>> BEGIN Data supplied

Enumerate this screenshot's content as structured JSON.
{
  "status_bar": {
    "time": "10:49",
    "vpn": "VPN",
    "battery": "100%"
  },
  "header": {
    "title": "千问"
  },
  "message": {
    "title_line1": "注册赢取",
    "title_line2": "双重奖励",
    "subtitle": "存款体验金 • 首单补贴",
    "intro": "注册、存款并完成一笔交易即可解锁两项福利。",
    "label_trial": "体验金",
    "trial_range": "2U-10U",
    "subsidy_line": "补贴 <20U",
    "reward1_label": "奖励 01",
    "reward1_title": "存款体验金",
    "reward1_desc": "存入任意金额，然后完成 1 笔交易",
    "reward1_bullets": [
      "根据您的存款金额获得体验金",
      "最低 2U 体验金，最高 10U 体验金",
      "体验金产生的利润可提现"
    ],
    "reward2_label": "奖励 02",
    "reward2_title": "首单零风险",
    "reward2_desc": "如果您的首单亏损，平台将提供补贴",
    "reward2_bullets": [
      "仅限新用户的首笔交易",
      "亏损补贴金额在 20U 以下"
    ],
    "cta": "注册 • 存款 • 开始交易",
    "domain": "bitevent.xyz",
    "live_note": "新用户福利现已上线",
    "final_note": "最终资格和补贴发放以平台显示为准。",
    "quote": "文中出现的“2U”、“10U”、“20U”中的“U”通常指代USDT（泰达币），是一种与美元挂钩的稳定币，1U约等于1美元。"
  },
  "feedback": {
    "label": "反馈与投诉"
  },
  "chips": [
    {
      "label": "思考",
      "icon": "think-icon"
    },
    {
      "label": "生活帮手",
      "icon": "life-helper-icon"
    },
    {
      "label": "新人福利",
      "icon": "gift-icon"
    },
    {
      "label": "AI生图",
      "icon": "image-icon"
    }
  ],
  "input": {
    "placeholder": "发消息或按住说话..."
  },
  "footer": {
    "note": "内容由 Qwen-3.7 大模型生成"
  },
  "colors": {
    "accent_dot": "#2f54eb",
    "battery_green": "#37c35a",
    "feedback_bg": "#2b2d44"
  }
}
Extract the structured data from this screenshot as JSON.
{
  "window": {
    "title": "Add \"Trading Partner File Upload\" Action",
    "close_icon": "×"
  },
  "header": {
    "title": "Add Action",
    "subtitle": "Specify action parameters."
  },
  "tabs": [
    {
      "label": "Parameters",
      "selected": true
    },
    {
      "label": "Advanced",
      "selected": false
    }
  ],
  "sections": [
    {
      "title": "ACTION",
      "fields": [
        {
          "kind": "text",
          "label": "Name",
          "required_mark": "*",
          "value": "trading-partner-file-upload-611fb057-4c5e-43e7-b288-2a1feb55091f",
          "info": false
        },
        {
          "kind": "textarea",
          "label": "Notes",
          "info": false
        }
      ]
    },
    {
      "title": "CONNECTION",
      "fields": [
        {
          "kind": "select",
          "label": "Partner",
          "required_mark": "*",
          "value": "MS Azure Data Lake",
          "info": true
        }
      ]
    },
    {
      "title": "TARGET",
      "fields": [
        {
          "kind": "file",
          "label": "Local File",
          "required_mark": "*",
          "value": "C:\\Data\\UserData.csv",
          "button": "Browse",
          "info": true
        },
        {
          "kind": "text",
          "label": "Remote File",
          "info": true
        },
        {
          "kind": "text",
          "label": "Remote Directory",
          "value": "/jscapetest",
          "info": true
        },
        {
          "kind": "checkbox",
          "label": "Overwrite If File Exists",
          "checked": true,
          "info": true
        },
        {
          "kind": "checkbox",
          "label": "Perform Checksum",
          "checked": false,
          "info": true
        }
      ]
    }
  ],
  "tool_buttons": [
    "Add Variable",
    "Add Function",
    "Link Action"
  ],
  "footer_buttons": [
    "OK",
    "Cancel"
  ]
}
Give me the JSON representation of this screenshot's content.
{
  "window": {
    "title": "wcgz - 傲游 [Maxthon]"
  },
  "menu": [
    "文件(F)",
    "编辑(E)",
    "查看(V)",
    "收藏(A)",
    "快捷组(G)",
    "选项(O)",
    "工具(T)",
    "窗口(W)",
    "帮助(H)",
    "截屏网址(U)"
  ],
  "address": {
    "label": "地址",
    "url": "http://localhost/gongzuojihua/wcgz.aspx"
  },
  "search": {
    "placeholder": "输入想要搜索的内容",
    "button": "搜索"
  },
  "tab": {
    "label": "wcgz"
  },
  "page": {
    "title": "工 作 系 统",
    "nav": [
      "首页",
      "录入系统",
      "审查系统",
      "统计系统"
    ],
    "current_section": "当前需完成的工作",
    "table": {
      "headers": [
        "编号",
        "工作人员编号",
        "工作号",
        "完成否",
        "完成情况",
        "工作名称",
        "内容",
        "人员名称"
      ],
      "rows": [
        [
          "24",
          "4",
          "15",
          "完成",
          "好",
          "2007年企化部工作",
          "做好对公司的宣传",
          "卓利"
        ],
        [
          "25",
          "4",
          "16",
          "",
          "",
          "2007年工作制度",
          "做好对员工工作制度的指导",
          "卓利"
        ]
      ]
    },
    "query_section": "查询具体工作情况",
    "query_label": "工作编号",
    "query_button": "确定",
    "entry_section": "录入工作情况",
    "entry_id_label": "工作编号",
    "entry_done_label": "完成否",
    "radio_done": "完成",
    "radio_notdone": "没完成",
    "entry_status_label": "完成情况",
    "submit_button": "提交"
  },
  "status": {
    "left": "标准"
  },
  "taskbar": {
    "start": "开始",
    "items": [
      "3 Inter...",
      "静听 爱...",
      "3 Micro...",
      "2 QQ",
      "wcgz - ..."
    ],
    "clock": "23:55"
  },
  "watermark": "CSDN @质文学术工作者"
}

>> END Data supplied

Exercise task
Select the lines from the entries that include the word "false".

Result of this task
      "selected": false
          "info": false
          "info": false
          "checked": false,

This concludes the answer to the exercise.